EXTRACTED ENTRIES:
──────────

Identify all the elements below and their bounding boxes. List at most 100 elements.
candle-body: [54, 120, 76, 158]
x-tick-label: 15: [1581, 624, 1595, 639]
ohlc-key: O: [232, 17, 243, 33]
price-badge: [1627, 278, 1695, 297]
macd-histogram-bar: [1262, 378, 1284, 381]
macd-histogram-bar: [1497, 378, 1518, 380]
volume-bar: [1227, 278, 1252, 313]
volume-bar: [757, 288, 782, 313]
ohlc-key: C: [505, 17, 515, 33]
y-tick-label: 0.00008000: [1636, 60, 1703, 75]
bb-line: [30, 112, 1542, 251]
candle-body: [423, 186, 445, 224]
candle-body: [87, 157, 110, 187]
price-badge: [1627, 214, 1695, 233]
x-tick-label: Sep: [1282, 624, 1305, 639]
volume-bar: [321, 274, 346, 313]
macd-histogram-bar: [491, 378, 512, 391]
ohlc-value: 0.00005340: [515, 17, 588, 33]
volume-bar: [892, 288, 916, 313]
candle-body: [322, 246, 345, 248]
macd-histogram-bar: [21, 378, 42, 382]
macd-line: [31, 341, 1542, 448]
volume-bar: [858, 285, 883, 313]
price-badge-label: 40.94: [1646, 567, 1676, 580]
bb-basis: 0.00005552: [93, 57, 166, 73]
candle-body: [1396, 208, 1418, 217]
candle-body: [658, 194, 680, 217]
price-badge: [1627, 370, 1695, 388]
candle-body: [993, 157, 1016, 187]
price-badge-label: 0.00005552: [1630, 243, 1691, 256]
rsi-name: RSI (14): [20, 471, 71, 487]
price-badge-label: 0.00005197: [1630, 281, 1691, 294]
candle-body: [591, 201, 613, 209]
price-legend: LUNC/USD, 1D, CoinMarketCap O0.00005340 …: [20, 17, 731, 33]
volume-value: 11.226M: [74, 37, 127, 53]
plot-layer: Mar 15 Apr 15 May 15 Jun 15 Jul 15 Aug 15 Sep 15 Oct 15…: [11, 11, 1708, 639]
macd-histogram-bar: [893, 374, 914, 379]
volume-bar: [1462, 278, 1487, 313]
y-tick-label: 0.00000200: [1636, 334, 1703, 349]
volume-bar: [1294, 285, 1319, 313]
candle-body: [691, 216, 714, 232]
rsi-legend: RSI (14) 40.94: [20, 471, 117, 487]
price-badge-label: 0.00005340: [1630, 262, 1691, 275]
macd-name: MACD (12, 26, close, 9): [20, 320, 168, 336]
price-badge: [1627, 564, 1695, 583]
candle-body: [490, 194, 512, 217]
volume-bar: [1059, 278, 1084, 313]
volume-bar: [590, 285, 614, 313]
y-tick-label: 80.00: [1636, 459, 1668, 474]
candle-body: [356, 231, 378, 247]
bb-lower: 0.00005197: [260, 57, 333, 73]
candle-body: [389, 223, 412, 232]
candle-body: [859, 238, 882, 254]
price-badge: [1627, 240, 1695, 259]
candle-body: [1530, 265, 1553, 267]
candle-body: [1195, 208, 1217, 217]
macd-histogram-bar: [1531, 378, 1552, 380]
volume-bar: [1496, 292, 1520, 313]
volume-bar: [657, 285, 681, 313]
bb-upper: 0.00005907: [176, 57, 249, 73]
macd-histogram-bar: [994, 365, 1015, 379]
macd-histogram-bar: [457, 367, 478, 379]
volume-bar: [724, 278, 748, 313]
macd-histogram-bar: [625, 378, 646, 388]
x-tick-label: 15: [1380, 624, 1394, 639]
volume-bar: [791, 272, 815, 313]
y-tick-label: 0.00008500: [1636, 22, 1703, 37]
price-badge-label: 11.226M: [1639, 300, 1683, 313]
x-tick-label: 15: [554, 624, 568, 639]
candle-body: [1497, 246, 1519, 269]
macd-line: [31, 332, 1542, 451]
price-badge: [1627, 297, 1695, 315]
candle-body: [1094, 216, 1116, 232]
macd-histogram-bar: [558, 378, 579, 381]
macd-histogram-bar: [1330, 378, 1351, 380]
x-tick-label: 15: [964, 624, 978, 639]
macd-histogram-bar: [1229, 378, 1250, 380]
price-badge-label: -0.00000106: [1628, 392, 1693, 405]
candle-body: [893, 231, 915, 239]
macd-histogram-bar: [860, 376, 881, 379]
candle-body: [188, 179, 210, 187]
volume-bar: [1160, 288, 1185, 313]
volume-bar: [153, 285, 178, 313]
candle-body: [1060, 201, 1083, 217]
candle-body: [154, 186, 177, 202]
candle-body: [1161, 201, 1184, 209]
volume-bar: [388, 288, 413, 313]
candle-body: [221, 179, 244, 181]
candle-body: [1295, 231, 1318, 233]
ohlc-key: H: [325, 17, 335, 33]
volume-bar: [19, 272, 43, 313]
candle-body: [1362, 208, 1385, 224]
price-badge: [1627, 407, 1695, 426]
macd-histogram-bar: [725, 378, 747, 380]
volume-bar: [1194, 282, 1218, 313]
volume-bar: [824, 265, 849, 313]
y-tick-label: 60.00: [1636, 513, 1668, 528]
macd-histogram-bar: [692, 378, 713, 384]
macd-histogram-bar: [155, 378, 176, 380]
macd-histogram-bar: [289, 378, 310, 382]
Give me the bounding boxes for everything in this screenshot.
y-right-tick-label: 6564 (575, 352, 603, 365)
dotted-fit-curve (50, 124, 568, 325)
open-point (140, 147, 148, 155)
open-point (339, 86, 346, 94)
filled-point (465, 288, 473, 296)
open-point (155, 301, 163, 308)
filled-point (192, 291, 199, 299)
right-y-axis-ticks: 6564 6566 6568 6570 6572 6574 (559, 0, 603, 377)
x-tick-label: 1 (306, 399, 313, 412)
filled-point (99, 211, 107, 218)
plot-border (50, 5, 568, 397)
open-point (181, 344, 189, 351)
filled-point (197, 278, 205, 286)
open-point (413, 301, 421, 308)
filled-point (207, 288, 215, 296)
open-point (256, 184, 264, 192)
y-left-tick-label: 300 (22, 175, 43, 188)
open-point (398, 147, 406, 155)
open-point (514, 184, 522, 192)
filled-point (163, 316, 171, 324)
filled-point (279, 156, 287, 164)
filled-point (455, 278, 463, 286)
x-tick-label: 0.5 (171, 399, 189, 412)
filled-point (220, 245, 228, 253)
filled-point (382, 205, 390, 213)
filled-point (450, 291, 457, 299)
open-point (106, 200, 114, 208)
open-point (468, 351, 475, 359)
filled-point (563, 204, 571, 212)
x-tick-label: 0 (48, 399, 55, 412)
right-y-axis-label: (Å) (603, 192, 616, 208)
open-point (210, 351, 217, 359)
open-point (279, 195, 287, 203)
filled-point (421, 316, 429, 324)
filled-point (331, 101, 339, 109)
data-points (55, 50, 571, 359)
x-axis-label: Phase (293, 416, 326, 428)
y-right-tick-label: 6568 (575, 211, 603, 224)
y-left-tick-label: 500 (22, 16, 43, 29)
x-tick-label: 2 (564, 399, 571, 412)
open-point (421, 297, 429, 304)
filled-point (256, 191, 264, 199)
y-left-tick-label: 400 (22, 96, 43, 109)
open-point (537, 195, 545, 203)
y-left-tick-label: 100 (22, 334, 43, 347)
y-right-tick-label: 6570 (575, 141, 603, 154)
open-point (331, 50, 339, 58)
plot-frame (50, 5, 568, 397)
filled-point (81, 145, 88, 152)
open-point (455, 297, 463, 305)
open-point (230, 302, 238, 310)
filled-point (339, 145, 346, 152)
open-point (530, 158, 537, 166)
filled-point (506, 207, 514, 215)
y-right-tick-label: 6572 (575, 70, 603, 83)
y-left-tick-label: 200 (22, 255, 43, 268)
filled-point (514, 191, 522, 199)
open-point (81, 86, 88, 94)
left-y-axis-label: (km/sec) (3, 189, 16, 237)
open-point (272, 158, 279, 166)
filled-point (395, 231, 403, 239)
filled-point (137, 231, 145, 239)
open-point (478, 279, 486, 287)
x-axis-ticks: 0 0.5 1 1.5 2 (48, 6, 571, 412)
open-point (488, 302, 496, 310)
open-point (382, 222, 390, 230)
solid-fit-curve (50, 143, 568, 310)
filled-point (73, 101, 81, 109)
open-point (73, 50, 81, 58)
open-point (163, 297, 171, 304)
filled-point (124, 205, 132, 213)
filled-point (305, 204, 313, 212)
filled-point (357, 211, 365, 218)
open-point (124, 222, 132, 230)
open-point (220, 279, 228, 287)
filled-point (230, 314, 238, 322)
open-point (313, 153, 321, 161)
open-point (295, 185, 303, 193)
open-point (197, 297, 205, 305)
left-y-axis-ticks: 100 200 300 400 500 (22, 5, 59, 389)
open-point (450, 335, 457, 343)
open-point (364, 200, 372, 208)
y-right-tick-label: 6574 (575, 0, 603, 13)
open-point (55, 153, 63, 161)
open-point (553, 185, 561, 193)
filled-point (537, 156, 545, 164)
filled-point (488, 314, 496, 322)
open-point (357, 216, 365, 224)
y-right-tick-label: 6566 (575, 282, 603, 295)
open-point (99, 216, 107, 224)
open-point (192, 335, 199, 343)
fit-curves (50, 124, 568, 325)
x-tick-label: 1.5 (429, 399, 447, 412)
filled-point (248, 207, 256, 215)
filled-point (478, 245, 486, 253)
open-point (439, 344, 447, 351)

──────────

INSTRUCTION: Extract every row above that contains the string "value".

THE OUTPUT:
ohlc-value: 0.00005340: [515, 17, 588, 33]
volume-value: 11.226M: [74, 37, 127, 53]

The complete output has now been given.